***** Material to process

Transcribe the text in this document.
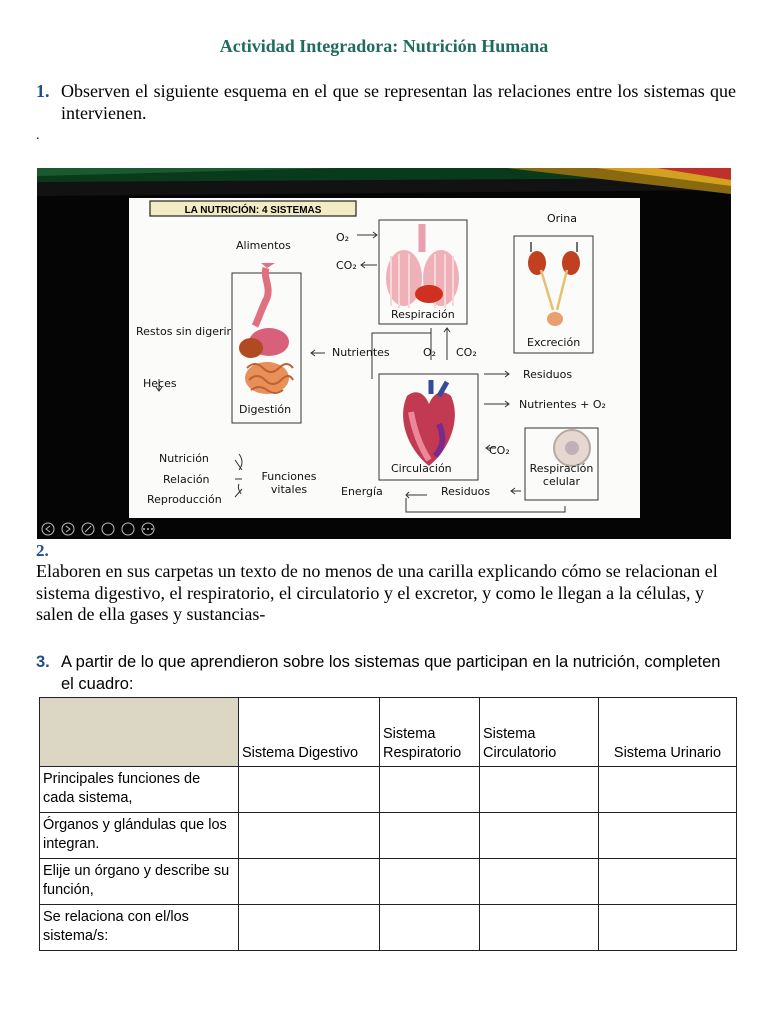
Actividad Integradora: Nutrición Humana
1. Observen el siguiente esquema en el que se representan las relaciones entre los sistemas que intervienen.
.
LA NUTRICIÓN: 4 SISTEMAS
Alimentos
O₂
CO₂
Orina
Respiración
Excreción
Restos sin digerir
Heces
Nutrientes	O₂ CO₂
Residuos
Nutrientes + O₂
Digestión
Circulación
CO₂
Nutrición
Relación
Reproducción
Energía	Residuos
Funciones vitales
Respiración celular
2.
Elaboren en sus carpetas un texto de no menos de una carilla explicando cómo se relacionan el sistema digestivo, el respiratorio, el circulatorio y el excretor, y como le llegan a la células, y salen de ella gases y sustancias-
3. A partir de lo que aprendieron sobre los sistemas que participan en la nutrición, completen el cuadro:
	Sistema Digestivo	Sistema Respiratorio	Sistema Circulatorio	Sistema Urinario
Principales funciones de cada sistema,				
Órganos y glándulas que los integran.				
Elije un órgano y describe su función,				
Se relaciona con el/los sistema/s:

**********

__What you are asked to do__: Retype all the records shown above, character for character. Omit every picture.

__Response__:
Transcribe the text in this document.
Actividad Integradora: Nutrición Humana
1. Observen el siguiente esquema en el que se representan las relaciones entre los sistemas que intervienen.
.
LA NUTRICIÓN: 4 SISTEMAS
Alimentos
O₂
CO₂
Orina
Respiración
Excreción
Restos sin digerir
Heces
Nutrientes	O₂ CO₂
Residuos
Nutrientes + O₂
Digestión
Circulación
CO₂
Nutrición
Relación
Reproducción
Energía	Residuos
Funciones vitales
Respiración celular
2.
Elaboren en sus carpetas un texto de no menos de una carilla explicando cómo se relacionan el sistema digestivo, el respiratorio, el circulatorio y el excretor, y como le llegan a la células, y salen de ella gases y sustancias-
3. A partir de lo que aprendieron sobre los sistemas que participan en la nutrición, completen el cuadro:
	Sistema Digestivo	Sistema Respiratorio	Sistema Circulatorio	Sistema Urinario
Principales funciones de cada sistema,				
Órganos y glándulas que los integran.				
Elije un órgano y describe su función,				
Se relaciona con el/los sistema/s:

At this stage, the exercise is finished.